[Dataset records]
>>>
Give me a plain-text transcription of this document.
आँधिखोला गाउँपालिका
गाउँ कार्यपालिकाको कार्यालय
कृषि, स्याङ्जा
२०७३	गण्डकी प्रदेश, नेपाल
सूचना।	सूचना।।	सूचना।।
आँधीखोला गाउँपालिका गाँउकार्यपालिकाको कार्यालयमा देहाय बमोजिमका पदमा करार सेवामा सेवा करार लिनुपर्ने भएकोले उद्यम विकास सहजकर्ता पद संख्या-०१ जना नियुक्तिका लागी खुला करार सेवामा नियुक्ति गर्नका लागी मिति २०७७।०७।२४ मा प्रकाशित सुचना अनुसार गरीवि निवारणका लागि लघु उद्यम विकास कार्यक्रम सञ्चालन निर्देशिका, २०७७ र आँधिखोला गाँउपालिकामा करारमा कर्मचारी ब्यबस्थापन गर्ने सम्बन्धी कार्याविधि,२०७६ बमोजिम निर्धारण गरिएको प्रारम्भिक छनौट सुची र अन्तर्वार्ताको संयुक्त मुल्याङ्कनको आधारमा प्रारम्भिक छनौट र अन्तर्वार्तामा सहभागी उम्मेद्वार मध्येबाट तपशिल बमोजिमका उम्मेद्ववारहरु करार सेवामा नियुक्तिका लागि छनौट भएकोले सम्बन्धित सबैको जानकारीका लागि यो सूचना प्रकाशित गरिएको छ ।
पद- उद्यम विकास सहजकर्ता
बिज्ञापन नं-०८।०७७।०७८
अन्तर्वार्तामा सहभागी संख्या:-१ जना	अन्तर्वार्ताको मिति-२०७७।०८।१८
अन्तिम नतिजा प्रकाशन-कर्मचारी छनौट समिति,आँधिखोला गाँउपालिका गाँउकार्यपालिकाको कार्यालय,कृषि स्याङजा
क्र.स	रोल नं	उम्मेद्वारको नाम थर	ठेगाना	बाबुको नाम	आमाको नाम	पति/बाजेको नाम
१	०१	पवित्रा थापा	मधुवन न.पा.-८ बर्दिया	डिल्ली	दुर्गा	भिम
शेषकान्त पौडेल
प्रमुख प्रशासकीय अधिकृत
<<<
_Goal_. Quote the data above in full, changing nothing.

_Result for this exercise_.
Give me a plain-text transcription of this document.
आँधिखोला गाउँपालिका
गाउँ कार्यपालिकाको कार्यालय
कृषि, स्याङ्जा
२०७३	गण्डकी प्रदेश, नेपाल
सूचना।	सूचना।।	सूचना।।
आँधीखोला गाउँपालिका गाँउकार्यपालिकाको कार्यालयमा देहाय बमोजिमका पदमा करार सेवामा सेवा करार लिनुपर्ने भएकोले उद्यम विकास सहजकर्ता पद संख्या-०१ जना नियुक्तिका लागी खुला करार सेवामा नियुक्ति गर्नका लागी मिति २०७७।०७।२४ मा प्रकाशित सुचना अनुसार गरीवि निवारणका लागि लघु उद्यम विकास कार्यक्रम सञ्चालन निर्देशिका, २०७७ र आँधिखोला गाँउपालिकामा करारमा कर्मचारी ब्यबस्थापन गर्ने सम्बन्धी कार्याविधि,२०७६ बमोजिम निर्धारण गरिएको प्रारम्भिक छनौट सुची र अन्तर्वार्ताको संयुक्त मुल्याङ्कनको आधारमा प्रारम्भिक छनौट र अन्तर्वार्तामा सहभागी उम्मेद्वार मध्येबाट तपशिल बमोजिमका उम्मेद्ववारहरु करार सेवामा नियुक्तिका लागि छनौट भएकोले सम्बन्धित सबैको जानकारीका लागि यो सूचना प्रकाशित गरिएको छ ।
पद- उद्यम विकास सहजकर्ता
बिज्ञापन नं-०८।०७७।०७८
अन्तर्वार्तामा सहभागी संख्या:-१ जना	अन्तर्वार्ताको मिति-२०७७।०८।१८
अन्तिम नतिजा प्रकाशन-कर्मचारी छनौट समिति,आँधिखोला गाँउपालिका गाँउकार्यपालिकाको कार्यालय,कृषि स्याङजा
क्र.स	रोल नं	उम्मेद्वारको नाम थर	ठेगाना	बाबुको नाम	आमाको नाम	पति/बाजेको नाम
१	०१	पवित्रा थापा	मधुवन न.पा.-८ बर्दिया	डिल्ली	दुर्गा	भिम
शेषकान्त पौडेल
प्रमुख प्रशासकीय अधिकृत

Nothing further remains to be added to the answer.